[Begin Information shown]

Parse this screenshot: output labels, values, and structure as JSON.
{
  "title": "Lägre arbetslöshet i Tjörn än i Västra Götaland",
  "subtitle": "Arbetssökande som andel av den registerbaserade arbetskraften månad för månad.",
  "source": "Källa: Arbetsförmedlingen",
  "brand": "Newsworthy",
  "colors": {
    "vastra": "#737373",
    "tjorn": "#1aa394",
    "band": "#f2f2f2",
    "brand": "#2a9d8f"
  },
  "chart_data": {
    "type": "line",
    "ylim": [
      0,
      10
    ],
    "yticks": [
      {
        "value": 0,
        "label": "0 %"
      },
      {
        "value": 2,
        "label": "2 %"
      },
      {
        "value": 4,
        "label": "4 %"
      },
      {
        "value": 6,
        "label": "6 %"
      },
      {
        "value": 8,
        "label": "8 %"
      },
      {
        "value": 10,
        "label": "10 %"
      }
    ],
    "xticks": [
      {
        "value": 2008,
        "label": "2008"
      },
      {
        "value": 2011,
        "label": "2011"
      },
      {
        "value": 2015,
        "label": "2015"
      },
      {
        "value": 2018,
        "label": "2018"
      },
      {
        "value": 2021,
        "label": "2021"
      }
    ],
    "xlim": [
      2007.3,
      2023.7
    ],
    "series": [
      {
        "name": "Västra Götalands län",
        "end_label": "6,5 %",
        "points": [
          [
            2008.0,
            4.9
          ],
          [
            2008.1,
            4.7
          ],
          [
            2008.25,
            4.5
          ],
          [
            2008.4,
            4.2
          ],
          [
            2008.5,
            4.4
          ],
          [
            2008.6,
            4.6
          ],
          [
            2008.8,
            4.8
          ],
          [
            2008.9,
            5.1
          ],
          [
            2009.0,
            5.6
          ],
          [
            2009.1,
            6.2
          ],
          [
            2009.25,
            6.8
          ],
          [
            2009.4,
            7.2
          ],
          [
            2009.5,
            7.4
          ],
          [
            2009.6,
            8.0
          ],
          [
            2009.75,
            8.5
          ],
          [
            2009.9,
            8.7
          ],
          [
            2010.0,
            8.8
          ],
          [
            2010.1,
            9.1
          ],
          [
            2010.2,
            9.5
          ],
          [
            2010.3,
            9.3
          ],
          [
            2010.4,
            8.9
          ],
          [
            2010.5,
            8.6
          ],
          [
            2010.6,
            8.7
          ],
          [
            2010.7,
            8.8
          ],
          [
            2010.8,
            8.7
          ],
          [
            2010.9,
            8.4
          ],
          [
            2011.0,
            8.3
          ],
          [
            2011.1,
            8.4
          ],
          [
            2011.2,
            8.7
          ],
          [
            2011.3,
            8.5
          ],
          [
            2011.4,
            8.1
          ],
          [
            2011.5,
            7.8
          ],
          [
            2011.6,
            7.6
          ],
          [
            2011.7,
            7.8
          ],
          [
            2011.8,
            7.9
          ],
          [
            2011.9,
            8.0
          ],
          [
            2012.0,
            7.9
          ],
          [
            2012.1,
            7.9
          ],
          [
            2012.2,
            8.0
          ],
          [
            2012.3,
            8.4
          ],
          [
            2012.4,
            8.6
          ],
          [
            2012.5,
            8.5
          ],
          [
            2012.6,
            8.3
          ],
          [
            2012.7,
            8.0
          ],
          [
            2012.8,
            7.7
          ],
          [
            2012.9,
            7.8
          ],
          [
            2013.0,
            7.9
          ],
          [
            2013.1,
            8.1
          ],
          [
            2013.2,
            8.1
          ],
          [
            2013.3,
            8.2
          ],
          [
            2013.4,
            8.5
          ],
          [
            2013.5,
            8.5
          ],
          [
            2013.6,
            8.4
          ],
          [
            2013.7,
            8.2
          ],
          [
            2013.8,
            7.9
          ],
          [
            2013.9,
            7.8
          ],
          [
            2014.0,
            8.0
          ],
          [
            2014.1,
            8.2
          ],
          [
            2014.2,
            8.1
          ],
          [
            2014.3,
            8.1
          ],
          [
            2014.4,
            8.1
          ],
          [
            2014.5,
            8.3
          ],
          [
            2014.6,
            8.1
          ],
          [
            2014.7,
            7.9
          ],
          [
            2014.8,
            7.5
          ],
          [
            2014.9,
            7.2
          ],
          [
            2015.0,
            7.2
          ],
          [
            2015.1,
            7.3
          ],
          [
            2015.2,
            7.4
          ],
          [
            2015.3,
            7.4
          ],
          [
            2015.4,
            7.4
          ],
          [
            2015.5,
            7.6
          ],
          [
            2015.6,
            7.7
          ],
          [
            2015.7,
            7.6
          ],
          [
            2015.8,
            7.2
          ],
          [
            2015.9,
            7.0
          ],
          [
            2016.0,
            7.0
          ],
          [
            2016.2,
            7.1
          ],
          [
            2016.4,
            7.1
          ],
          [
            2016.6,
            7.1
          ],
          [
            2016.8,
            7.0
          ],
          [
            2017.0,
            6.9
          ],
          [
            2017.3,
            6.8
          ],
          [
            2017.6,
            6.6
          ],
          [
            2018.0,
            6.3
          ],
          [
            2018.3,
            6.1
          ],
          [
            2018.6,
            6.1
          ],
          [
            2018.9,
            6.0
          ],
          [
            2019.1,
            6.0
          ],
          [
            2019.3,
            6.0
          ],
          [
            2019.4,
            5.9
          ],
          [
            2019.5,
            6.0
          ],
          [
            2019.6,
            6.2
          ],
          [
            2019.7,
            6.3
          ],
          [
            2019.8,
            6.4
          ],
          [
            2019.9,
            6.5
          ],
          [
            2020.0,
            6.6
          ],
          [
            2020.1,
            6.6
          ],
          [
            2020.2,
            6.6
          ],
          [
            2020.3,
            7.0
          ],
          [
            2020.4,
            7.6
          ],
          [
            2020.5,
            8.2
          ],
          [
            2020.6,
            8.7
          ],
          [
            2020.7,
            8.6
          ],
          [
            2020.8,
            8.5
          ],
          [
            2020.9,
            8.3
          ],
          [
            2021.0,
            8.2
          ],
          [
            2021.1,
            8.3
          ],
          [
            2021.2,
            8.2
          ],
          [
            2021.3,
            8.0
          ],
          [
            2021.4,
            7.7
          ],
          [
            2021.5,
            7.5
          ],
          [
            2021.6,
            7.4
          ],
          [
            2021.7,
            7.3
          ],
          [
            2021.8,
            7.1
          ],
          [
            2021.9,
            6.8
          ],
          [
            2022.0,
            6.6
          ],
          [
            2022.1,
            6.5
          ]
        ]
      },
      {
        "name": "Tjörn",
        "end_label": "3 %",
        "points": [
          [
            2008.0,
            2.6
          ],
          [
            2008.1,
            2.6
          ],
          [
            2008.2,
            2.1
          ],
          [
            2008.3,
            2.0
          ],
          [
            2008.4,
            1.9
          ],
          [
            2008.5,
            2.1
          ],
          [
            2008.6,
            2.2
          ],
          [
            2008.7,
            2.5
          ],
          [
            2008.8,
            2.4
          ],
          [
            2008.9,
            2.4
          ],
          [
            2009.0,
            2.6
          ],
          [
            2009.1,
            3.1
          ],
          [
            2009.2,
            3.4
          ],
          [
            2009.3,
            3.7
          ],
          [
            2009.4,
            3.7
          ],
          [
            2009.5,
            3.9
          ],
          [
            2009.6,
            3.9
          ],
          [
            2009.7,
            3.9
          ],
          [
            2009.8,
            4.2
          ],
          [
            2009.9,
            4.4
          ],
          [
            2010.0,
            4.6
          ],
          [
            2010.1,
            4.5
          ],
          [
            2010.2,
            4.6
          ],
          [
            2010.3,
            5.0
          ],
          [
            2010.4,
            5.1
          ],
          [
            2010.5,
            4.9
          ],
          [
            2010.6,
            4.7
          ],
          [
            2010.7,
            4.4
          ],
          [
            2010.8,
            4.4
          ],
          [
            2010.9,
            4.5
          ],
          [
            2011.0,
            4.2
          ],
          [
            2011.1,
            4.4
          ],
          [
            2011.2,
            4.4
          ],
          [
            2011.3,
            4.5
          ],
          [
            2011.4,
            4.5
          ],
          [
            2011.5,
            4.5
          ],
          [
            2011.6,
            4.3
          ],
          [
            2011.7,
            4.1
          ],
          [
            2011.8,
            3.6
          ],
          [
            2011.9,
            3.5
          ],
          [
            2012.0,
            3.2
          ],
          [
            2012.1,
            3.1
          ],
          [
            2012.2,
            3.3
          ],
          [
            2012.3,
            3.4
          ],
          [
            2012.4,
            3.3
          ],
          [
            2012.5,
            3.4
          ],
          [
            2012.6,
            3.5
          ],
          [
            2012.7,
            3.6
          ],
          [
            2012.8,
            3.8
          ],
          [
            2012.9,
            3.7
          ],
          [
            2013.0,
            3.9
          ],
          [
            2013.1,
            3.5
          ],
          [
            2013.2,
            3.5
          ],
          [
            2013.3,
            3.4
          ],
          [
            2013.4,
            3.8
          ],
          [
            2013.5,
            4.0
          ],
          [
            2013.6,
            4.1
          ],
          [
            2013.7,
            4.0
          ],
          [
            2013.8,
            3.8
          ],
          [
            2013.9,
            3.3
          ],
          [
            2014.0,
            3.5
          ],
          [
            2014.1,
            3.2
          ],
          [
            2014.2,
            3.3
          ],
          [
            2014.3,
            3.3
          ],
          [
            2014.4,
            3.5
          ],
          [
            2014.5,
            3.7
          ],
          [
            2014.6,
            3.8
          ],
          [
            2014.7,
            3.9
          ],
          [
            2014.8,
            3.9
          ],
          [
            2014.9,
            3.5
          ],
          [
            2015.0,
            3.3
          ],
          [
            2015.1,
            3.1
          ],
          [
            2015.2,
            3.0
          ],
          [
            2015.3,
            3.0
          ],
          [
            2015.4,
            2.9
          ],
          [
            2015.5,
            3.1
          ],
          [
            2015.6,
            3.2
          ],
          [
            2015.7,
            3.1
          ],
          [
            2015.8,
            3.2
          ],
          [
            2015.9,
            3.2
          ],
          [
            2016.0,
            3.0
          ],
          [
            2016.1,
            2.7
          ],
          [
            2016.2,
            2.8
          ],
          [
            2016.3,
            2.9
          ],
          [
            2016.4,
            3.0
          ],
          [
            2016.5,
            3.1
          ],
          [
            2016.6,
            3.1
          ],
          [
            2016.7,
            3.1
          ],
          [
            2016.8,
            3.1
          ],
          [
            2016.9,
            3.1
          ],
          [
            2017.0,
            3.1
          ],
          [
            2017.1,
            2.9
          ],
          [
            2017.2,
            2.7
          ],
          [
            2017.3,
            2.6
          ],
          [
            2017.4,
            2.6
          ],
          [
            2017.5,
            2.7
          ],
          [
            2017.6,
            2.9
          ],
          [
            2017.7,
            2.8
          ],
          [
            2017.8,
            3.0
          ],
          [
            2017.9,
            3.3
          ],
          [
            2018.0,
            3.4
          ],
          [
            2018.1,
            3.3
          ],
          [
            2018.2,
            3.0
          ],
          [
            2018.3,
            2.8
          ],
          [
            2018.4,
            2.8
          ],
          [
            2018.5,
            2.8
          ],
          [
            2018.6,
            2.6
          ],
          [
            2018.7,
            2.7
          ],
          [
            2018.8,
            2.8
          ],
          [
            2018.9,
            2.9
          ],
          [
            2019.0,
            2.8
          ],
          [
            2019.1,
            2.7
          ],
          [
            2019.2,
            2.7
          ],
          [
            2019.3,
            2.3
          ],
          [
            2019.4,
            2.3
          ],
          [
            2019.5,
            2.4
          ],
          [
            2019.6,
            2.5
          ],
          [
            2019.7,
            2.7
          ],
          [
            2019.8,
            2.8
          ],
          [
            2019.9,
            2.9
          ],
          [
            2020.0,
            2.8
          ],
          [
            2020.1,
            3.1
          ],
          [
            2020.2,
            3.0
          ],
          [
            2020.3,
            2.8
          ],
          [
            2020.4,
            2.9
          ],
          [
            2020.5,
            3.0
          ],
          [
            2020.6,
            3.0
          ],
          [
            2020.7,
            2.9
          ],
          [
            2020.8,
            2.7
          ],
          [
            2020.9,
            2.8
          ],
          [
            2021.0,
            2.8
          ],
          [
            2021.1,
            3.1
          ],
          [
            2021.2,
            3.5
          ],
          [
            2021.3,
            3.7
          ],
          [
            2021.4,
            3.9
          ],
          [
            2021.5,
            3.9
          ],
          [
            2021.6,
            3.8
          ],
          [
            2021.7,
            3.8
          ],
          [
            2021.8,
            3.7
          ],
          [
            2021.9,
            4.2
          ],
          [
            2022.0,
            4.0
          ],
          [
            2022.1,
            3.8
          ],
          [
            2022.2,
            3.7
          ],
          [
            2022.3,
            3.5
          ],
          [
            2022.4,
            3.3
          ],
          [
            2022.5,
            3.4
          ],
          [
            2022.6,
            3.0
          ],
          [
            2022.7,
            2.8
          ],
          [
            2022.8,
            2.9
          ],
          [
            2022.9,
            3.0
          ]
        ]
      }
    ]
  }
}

[End Information shown]

Exercise brief =>
Filter the records, keeping only lines that contain "Tjörn", and show those lines.

Solution =>
  "title": "Lägre arbetslöshet i Tjörn än i Västra Götaland",
        "name": "Tjörn",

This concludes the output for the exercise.